=== Set problem ===
Will you extract the entries word for word? Images should not appear in the copy.

=== Source material ===
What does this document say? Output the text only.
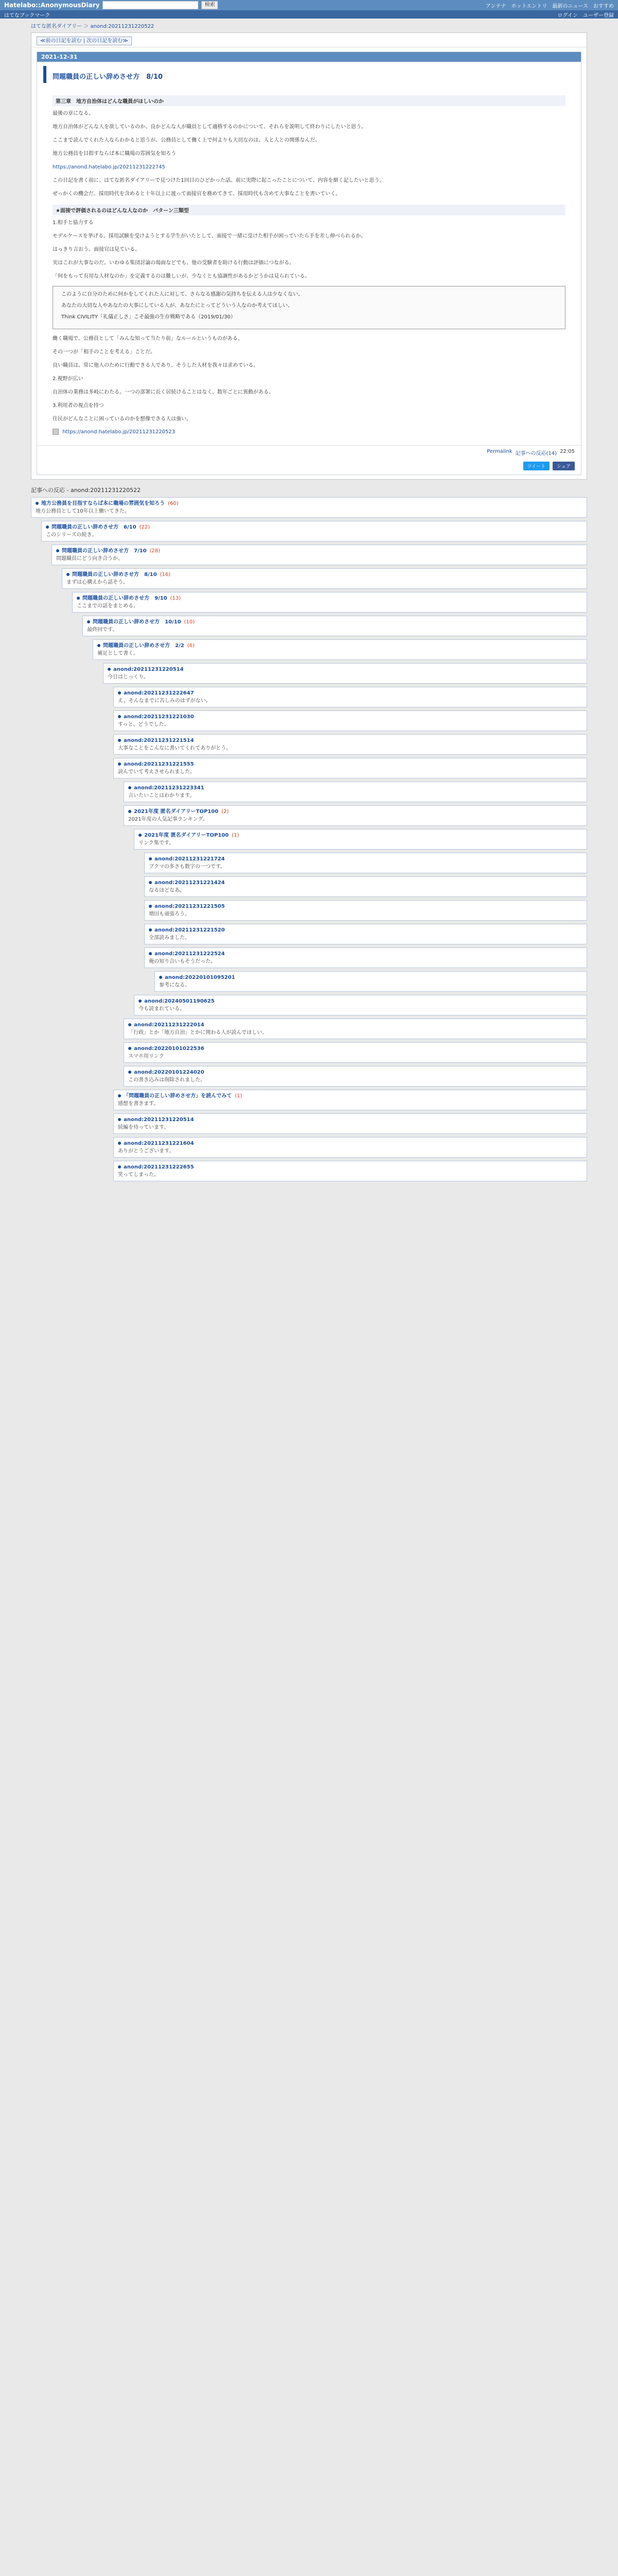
Hatelabo::AnonymousDiary	検索	アンテナ ホットエントリ 最新のニュース おすすめ
はてなブックマーク	ログイン ユーザー登録
はてな匿名ダイアリー ＞ anond:20211231220522
≪前の日記を読む | 次の日記を読む≫
2021-12-31
問題職員の正しい辞めさせ方　8/10
第三章　地方自治体はどんな職員がほしいのか

最後の章になる。

地方自治体がどんな人を欲しているのか、良かどんな人が職員として適格するのかについて、それらを説明して終わりにしたいと思う。

ここまで読んでくれた人ならわかると思うが、公務員として働く上で何よりも大切なのは、人と人との関係なんだ。

地方公務員を目指すならば本に職場の雰囲気を知ろう

https://anond.hatelabo.jp/20211231222745

この日記を書く前に、はてな匿名ダイアリーで見つけた1回目のひどかった話。前に実際に起こったことについて、内容を細く記したいと思う。

ぜっかくの機会だ。採用時代を含めると十年以上に渡って面接官を務めてきて、採用時代も含めて大事なことを書いていく。

★面接で評価されるのはどんな人なのか　パターン三類型

1.相手と協力する

モデルケースを挙げる。採用試験を受けようとする学生がいたとして、面接で一緒に受けた相手が困っていたら手を差し伸べられるか。

はっきり言おう。面接官は見ている。

実はこれが大事なのだ。いわゆる集団討論の場面などでも、他の受験者を助ける行動は評価につながる。

「何をもって有用な人材なのか」を定義するのは難しいが、少なくとも協調性があるかどうかは見られている。

このように自分のために何かをしてくれた人に対して、さらなる感謝の気持ちを伝える人は少なくない。

あなたの大切な人やあなたの大事にしている人が、あなたにとってどういう人なのか考えてほしい。

Think CIVILITY「礼儀正しさ」こそ最強の生存戦略である（2019/01/30）

働く職場で、公務員として「みんな知って当たり前」なルールというものがある。

その一つが「相手のことを考える」ことだ。

良い職員は、常に他人のために行動できる人であり、そうした人材を我々は求めている。

2.視野が広い

自治体の業務は多岐にわたる。一つの部署に長く居続けることはなく、数年ごとに異動がある。

3.利用者の視点を持つ

住民がどんなことに困っているのかを想像できる人は強い。

https://anond.hatelabo.jp/20211231220523
Permalink 記事への反応(14) 22:05
ツイート	シェア
記事への反応 - anond:20211231220522
地方公務員を目指すならば本に職場の雰囲気を知ろう (60)
地方公務員として10年以上働いてきた。
問題職員の正しい辞めさせ方　6/10 (22)
このシリーズの続き。
問題職員の正しい辞めさせ方　7/10 (28)
問題職員にどう向き合うか。
問題職員の正しい辞めさせ方　8/10 (16)
まずは心構えから話そう。
問題職員の正しい辞めさせ方　9/10 (13)
ここまでの話をまとめる。
問題職員の正しい辞めさせ方　10/10 (10)
最終回です。
問題職員の正しい辞めさせ方　2/2 (6)
補足として書く。
anond:20211231220514
今日はじっくり。
anond:20211231222647
え、そんなまでに苦しみのはずがない。
anond:20211231221030
すっと、どうでした。
anond:20211231221514
大事なことをこんなに書いてくれてありがとう。
anond:20211231221555
読んでいて考えさせられました。
anond:20211231223341
言いたいことはわかります。
2021年度 匿名ダイアリーTOP100 (2)
2021年度の人気記事ランキング。
2021年度 匿名ダイアリーTOP100 (1)
リンク集です。
anond:20211231221724
ブクマの多さも数字の一つです。
anond:20211231221424
なるほどなあ。
anond:20211231221505
増田も頑張ろう。
anond:20211231221520
全部読みました。
anond:20211231222524
俺の知り合いもそうだった。
anond:20220101095201
参考になる。
anond:20240501190625
今も読まれている。
anond:20211231222014
「行政」とか「地方自治」とかに関わる人が読んでほしい。
anond:20220101022536
スマホ用リンク
anond:20220101224020
この書き込みは削除されました。
「問題職員の正しい辞めさせ方」を読んでみて (1)
感想を書きます。
anond:20211231220514
続編を待っています。
anond:20211231221604
ありがとうございます。
anond:20211231222655
笑ってしまった。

=== Answer to this task ===
What does this document say? Output the text only.
Hatelabo::AnonymousDiary	検索	アンテナ ホットエントリ 最新のニュース おすすめ
はてなブックマーク	ログイン ユーザー登録
はてな匿名ダイアリー ＞ anond:20211231220522
≪前の日記を読む | 次の日記を読む≫
2021-12-31
問題職員の正しい辞めさせ方　8/10
第三章　地方自治体はどんな職員がほしいのか

最後の章になる。

地方自治体がどんな人を欲しているのか、良かどんな人が職員として適格するのかについて、それらを説明して終わりにしたいと思う。

ここまで読んでくれた人ならわかると思うが、公務員として働く上で何よりも大切なのは、人と人との関係なんだ。

地方公務員を目指すならば本に職場の雰囲気を知ろう

https://anond.hatelabo.jp/20211231222745

この日記を書く前に、はてな匿名ダイアリーで見つけた1回目のひどかった話。前に実際に起こったことについて、内容を細く記したいと思う。

ぜっかくの機会だ。採用時代を含めると十年以上に渡って面接官を務めてきて、採用時代も含めて大事なことを書いていく。

★面接で評価されるのはどんな人なのか　パターン三類型

1.相手と協力する

モデルケースを挙げる。採用試験を受けようとする学生がいたとして、面接で一緒に受けた相手が困っていたら手を差し伸べられるか。

はっきり言おう。面接官は見ている。

実はこれが大事なのだ。いわゆる集団討論の場面などでも、他の受験者を助ける行動は評価につながる。

「何をもって有用な人材なのか」を定義するのは難しいが、少なくとも協調性があるかどうかは見られている。

このように自分のために何かをしてくれた人に対して、さらなる感謝の気持ちを伝える人は少なくない。

あなたの大切な人やあなたの大事にしている人が、あなたにとってどういう人なのか考えてほしい。

Think CIVILITY「礼儀正しさ」こそ最強の生存戦略である（2019/01/30）

働く職場で、公務員として「みんな知って当たり前」なルールというものがある。

その一つが「相手のことを考える」ことだ。

良い職員は、常に他人のために行動できる人であり、そうした人材を我々は求めている。

2.視野が広い

自治体の業務は多岐にわたる。一つの部署に長く居続けることはなく、数年ごとに異動がある。

3.利用者の視点を持つ

住民がどんなことに困っているのかを想像できる人は強い。

https://anond.hatelabo.jp/20211231220523
Permalink 記事への反応(14) 22:05
ツイート	シェア
記事への反応 - anond:20211231220522
地方公務員を目指すならば本に職場の雰囲気を知ろう (60)
地方公務員として10年以上働いてきた。
問題職員の正しい辞めさせ方　6/10 (22)
このシリーズの続き。
問題職員の正しい辞めさせ方　7/10 (28)
問題職員にどう向き合うか。
問題職員の正しい辞めさせ方　8/10 (16)
まずは心構えから話そう。
問題職員の正しい辞めさせ方　9/10 (13)
ここまでの話をまとめる。
問題職員の正しい辞めさせ方　10/10 (10)
最終回です。
問題職員の正しい辞めさせ方　2/2 (6)
補足として書く。
anond:20211231220514
今日はじっくり。
anond:20211231222647
え、そんなまでに苦しみのはずがない。
anond:20211231221030
すっと、どうでした。
anond:20211231221514
大事なことをこんなに書いてくれてありがとう。
anond:20211231221555
読んでいて考えさせられました。
anond:20211231223341
言いたいことはわかります。
2021年度 匿名ダイアリーTOP100 (2)
2021年度の人気記事ランキング。
2021年度 匿名ダイアリーTOP100 (1)
リンク集です。
anond:20211231221724
ブクマの多さも数字の一つです。
anond:20211231221424
なるほどなあ。
anond:20211231221505
増田も頑張ろう。
anond:20211231221520
全部読みました。
anond:20211231222524
俺の知り合いもそうだった。
anond:20220101095201
参考になる。
anond:20240501190625
今も読まれている。
anond:20211231222014
「行政」とか「地方自治」とかに関わる人が読んでほしい。
anond:20220101022536
スマホ用リンク
anond:20220101224020
この書き込みは削除されました。
「問題職員の正しい辞めさせ方」を読んでみて (1)
感想を書きます。
anond:20211231220514
続編を待っています。
anond:20211231221604
ありがとうございます。
anond:20211231222655
笑ってしまった。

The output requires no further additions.